▶ _Task statement_
Search the records below for the word "Deelfuncties". Pull out each line that has it.

A run of records
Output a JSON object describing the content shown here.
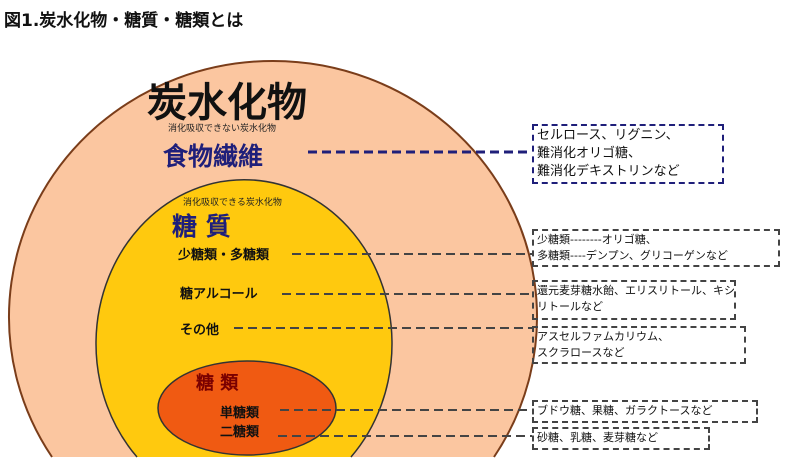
{
  "title": "図1.炭水化物・糖質・糖類とは",
  "carb": {
    "title": "炭水化物",
    "sub": "消化吸収できない炭水化物",
    "fiber": "食物繊維"
  },
  "sugar_q": {
    "sub": "消化吸収できる炭水化物",
    "title": "糖 質",
    "items": [
      "少糖類・多糖類",
      "糖アルコール",
      "その他"
    ]
  },
  "sugars": {
    "title": "糖 類",
    "items": [
      "単糖類",
      "二糖類"
    ]
  },
  "boxes": {
    "fiber": [
      "セルロース、リグニン、",
      "難消化オリゴ糖、",
      "難消化デキストリンなど"
    ],
    "oligo": [
      "少糖類--------オリゴ糖、",
      "多糖類----デンプン、グリコーゲンなど"
    ],
    "alcohol": [
      "還元麦芽糖水飴、エリスリトール、キシ",
      "リトールなど"
    ],
    "other": [
      "アスセルファムカリウム、",
      "スクラロースなど"
    ],
    "mono": [
      "ブドウ糖、果糖、ガラクトースなど"
    ],
    "di": [
      "砂糖、乳糖、麦芽糖など"
    ]
  },
  "colors": {
    "outer": "#fbc6a0",
    "middle": "#ffc90e",
    "inner": "#f05a12",
    "fiber": "#1f1f7a"
  }
}
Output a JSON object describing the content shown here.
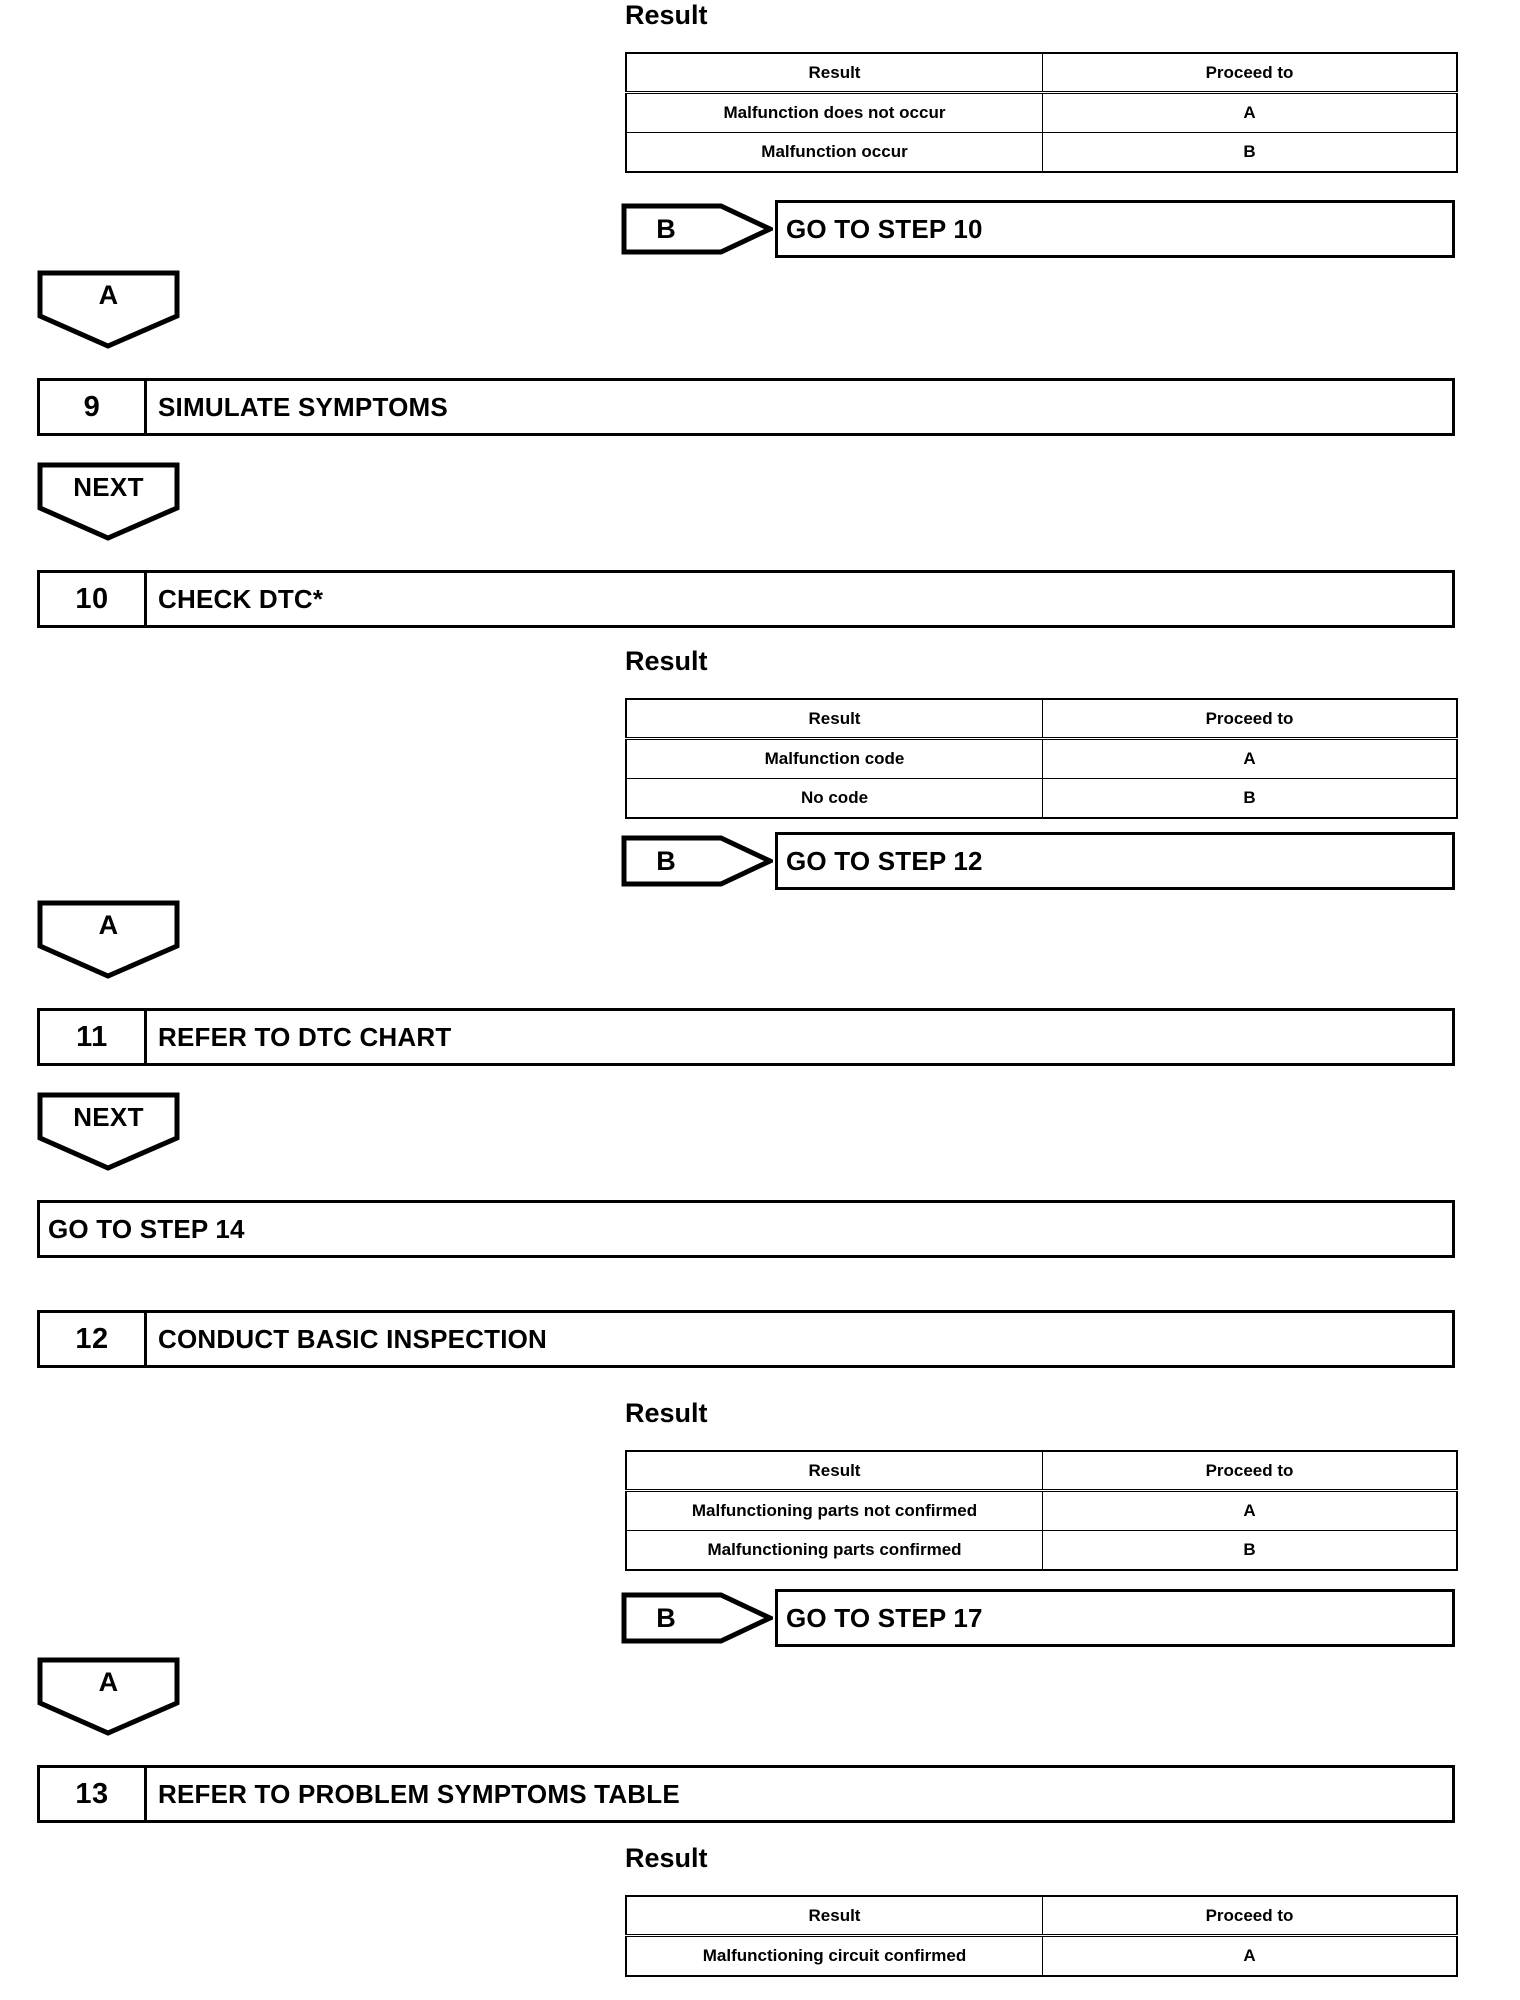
{
  "document": {
    "type": "troubleshooting-flowchart",
    "result_caption": "Result",
    "table_headers": {
      "result": "Result",
      "proceed_to": "Proceed to"
    }
  },
  "blocks": {
    "result_table_1": {
      "caption": "Result",
      "header_result": "Result",
      "header_proceed": "Proceed to",
      "rows": [
        {
          "result": "Malfunction does not occur",
          "proceed": "A"
        },
        {
          "result": "Malfunction occur",
          "proceed": "B"
        }
      ]
    },
    "branch_1": {
      "tag": "B",
      "target": "GO TO STEP 10"
    },
    "connector_a_1": {
      "label": "A"
    },
    "step_9": {
      "number": "9",
      "title": "SIMULATE SYMPTOMS"
    },
    "connector_next_1": {
      "label": "NEXT"
    },
    "step_10": {
      "number": "10",
      "title": "CHECK DTC*"
    },
    "result_table_2": {
      "caption": "Result",
      "header_result": "Result",
      "header_proceed": "Proceed to",
      "rows": [
        {
          "result": "Malfunction code",
          "proceed": "A"
        },
        {
          "result": "No code",
          "proceed": "B"
        }
      ]
    },
    "branch_2": {
      "tag": "B",
      "target": "GO TO STEP 12"
    },
    "connector_a_2": {
      "label": "A"
    },
    "step_11": {
      "number": "11",
      "title": "REFER TO DTC CHART"
    },
    "connector_next_2": {
      "label": "NEXT"
    },
    "goto_14": {
      "target": "GO TO STEP 14"
    },
    "step_12": {
      "number": "12",
      "title": "CONDUCT BASIC INSPECTION"
    },
    "result_table_3": {
      "caption": "Result",
      "header_result": "Result",
      "header_proceed": "Proceed to",
      "rows": [
        {
          "result": "Malfunctioning parts not confirmed",
          "proceed": "A"
        },
        {
          "result": "Malfunctioning parts confirmed",
          "proceed": "B"
        }
      ]
    },
    "branch_3": {
      "tag": "B",
      "target": "GO TO STEP 17"
    },
    "connector_a_3": {
      "label": "A"
    },
    "step_13": {
      "number": "13",
      "title": "REFER TO PROBLEM SYMPTOMS TABLE"
    },
    "result_table_4": {
      "caption": "Result",
      "header_result": "Result",
      "header_proceed": "Proceed to",
      "rows": [
        {
          "result": "Malfunctioning circuit confirmed",
          "proceed": "A"
        }
      ]
    }
  },
  "colors": {
    "ink": "#000000",
    "paper": "#ffffff"
  }
}
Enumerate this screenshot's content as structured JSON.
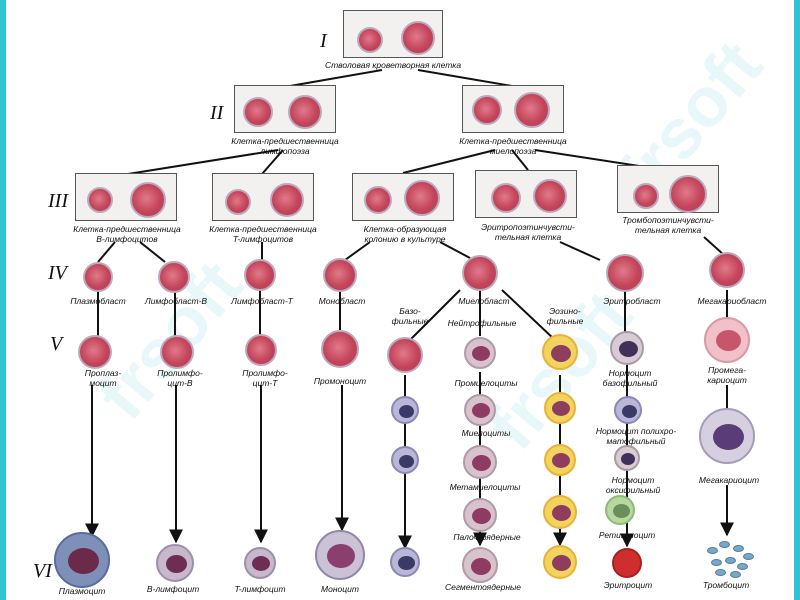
{
  "levels": {
    "l1": "I",
    "l2": "II",
    "l3": "III",
    "l4": "IV",
    "l5": "V",
    "l6": "VI"
  },
  "stem": "Стволовая кроветворная клетка",
  "prog_lymph": "Клетка-предшественница\nлимфопоэза",
  "prog_myelo": "Клетка-предшественница\nмиелопоэза",
  "prog_b": "Клетка-предшественница\nB-лимфоцитов",
  "prog_t": "Клетка-предшественница\nT-лимфоцитов",
  "cfu": "Клетка-образующая\nколонию в культуре",
  "erythro_sens": "Эритропоэтинчувсти-\nтельная клетка",
  "thrombo_sens": "Тромбопоэтинчувсти-\nтельная клетка",
  "plasmoblast": "Плазмобласт",
  "lymphoblast_b": "Лимфобласт-B",
  "lymphoblast_t": "Лимфобласт-T",
  "monoblast": "Монобласт",
  "basophilic": "Базо-\nфильные",
  "myeloblast": "Миелобласт",
  "neutrophilic": "Нейтрофильные",
  "eosinophilic": "Эозино-\nфильные",
  "erythroblast": "Эритробласт",
  "megakaryoblast": "Мегакариобласт",
  "proplasmocyte": "Проплаз-\nмоцит",
  "prolymph_b": "Пролимфо-\nцит-B",
  "prolymph_t": "Пролимфо-\nцит-T",
  "promonocyte": "Промоноцит",
  "promyelocytes": "Промиелоциты",
  "myelocytes": "Миелоциты",
  "metamyelocytes": "Метамиелоциты",
  "band": "Палочкоядерные",
  "segmented": "Сегментоядерные",
  "normo_baso": "Нормоцит\nбазофильный",
  "normo_poly": "Нормоцит полихро-\nматофильный",
  "normo_oxy": "Нормоцит\nоксифильный",
  "reticulocyte": "Ретикулоцит",
  "erythrocyte": "Эритроцит",
  "promegakaryocyte": "Промега-\nкариоцит",
  "megakaryocyte": "Мегакариоцит",
  "plasmocyte": "Плазмоцит",
  "lymph_b": "B-лимфоцит",
  "lymph_t": "T-лимфоцит",
  "monocyte": "Моноцит",
  "thrombocyte": "Тромбоцит",
  "watermark": "frsoft",
  "colors": {
    "frame": "#2ec4d6",
    "nucleus": "#c4455a",
    "cytoplasm": "#c9b6c6",
    "eosin": "#e8b23a",
    "basophil": "#3b3a66",
    "erythrocyte": "#cf2e2e",
    "platelet": "#7aa7c7"
  }
}
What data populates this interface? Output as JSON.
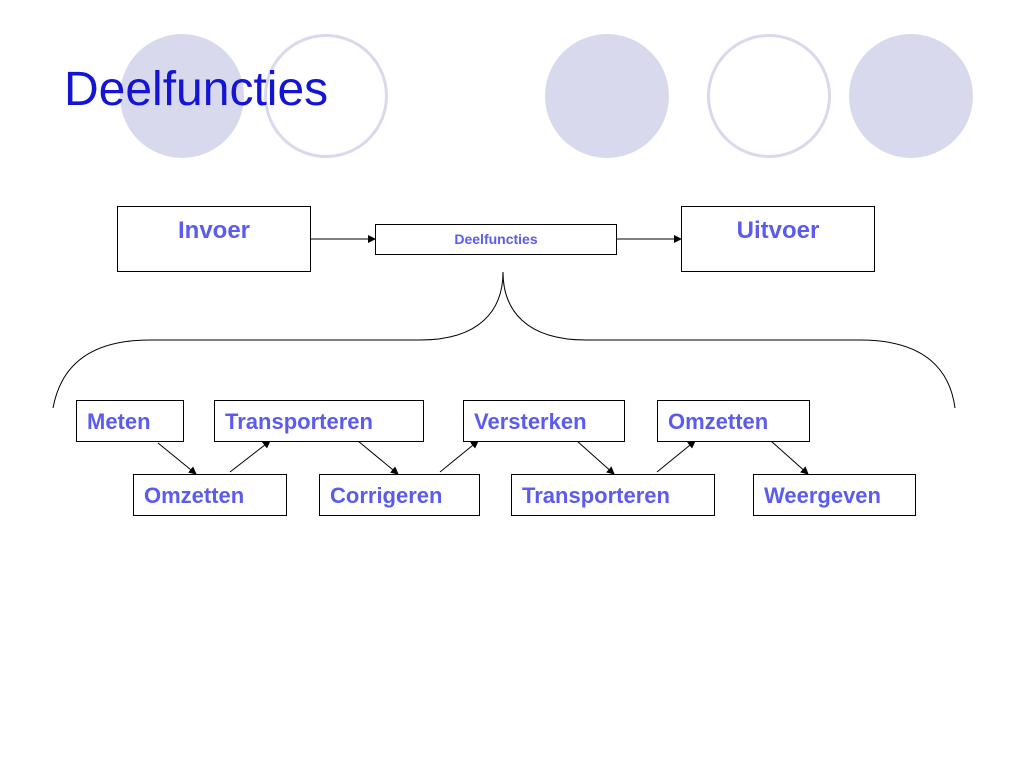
{
  "slide": {
    "title": "Deelfuncties"
  },
  "flow": {
    "input": "Invoer",
    "process": "Deelfuncties",
    "output": "Uitvoer"
  },
  "chain": {
    "top": [
      "Meten",
      "Transporteren",
      "Versterken",
      "Omzetten"
    ],
    "bottom": [
      "Omzetten",
      "Corrigeren",
      "Transporteren",
      "Weergeven"
    ]
  },
  "colors": {
    "title": "#1414d4",
    "label": "#5b5bf0",
    "decoration": "#d9d9ee"
  }
}
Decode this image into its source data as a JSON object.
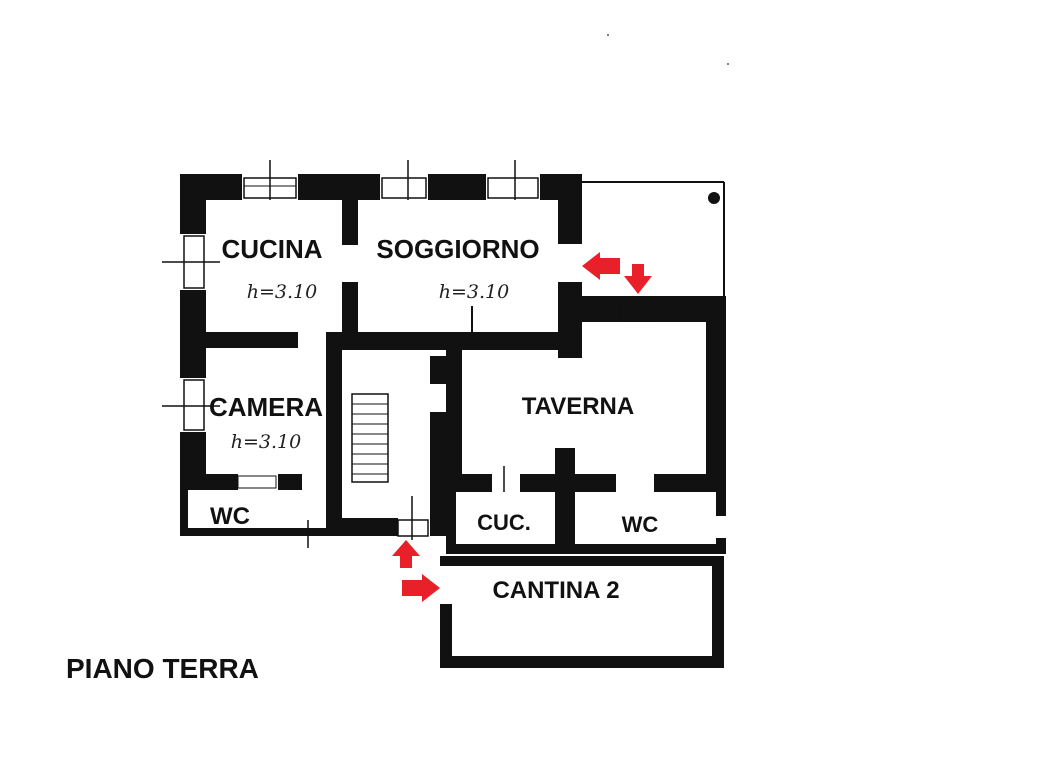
{
  "plan": {
    "title": "PIANO TERRA",
    "rooms": {
      "cucina": {
        "name": "CUCINA",
        "height": "h=3.10"
      },
      "soggiorno": {
        "name": "SOGGIORNO",
        "height": "h=3.10"
      },
      "camera": {
        "name": "CAMERA",
        "height": "h=3.10"
      },
      "wc1": {
        "name": "WC"
      },
      "taverna": {
        "name": "TAVERNA"
      },
      "cuc": {
        "name": "CUC."
      },
      "wc2": {
        "name": "WC"
      },
      "cantina": {
        "name": "CANTINA 2"
      }
    }
  },
  "colors": {
    "wall": "#111111",
    "arrow": "#e8202a",
    "background": "#ffffff"
  },
  "icons": {
    "entrance_arrow": "red-arrow-icon",
    "window": "window-icon",
    "stairs": "stairs-icon"
  }
}
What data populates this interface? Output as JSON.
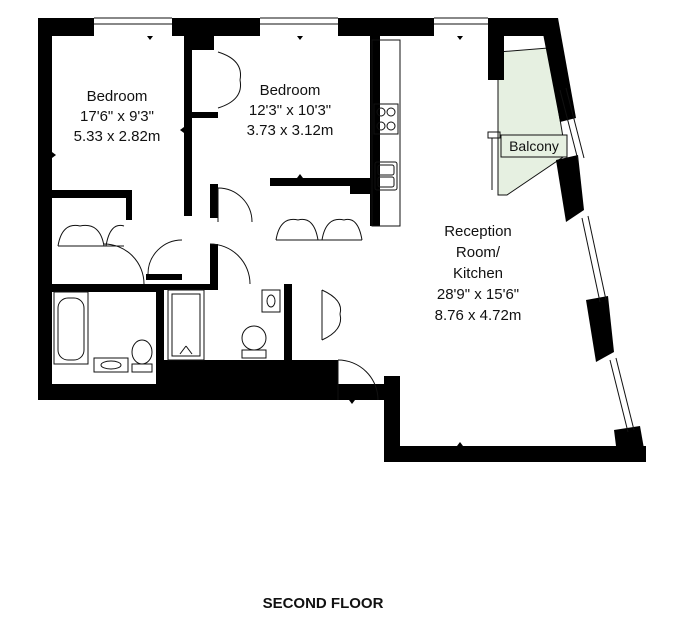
{
  "floor_title": "SECOND FLOOR",
  "rooms": [
    {
      "id": "bedroom_1",
      "name": "Bedroom",
      "imperial": "17'6\" x 9'3\"",
      "metric": "5.33 x 2.82m"
    },
    {
      "id": "bedroom_2",
      "name": "Bedroom",
      "imperial": "12'3\" x 10'3\"",
      "metric": "3.73 x 3.12m"
    },
    {
      "id": "reception",
      "name_line1": "Reception",
      "name_line2": "Room/",
      "name_line3": "Kitchen",
      "imperial": "28'9\" x 15'6\"",
      "metric": "8.76 x 4.72m"
    }
  ],
  "balcony": {
    "label": "Balcony",
    "fill": "#e6f0e1"
  },
  "colors": {
    "wall": "#000000",
    "fixture_stroke": "#111111",
    "background": "#ffffff"
  },
  "icons": [
    "entrance-arrow-icon",
    "door-swing-icon",
    "bathtub-icon",
    "shower-icon",
    "toilet-icon",
    "sink-icon",
    "hob-icon",
    "kitchen-sink-icon",
    "wardrobe-icon",
    "window-icon"
  ]
}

▶ _The solution_
    "title": "Deelfuncties"
    "process": "Deelfuncties",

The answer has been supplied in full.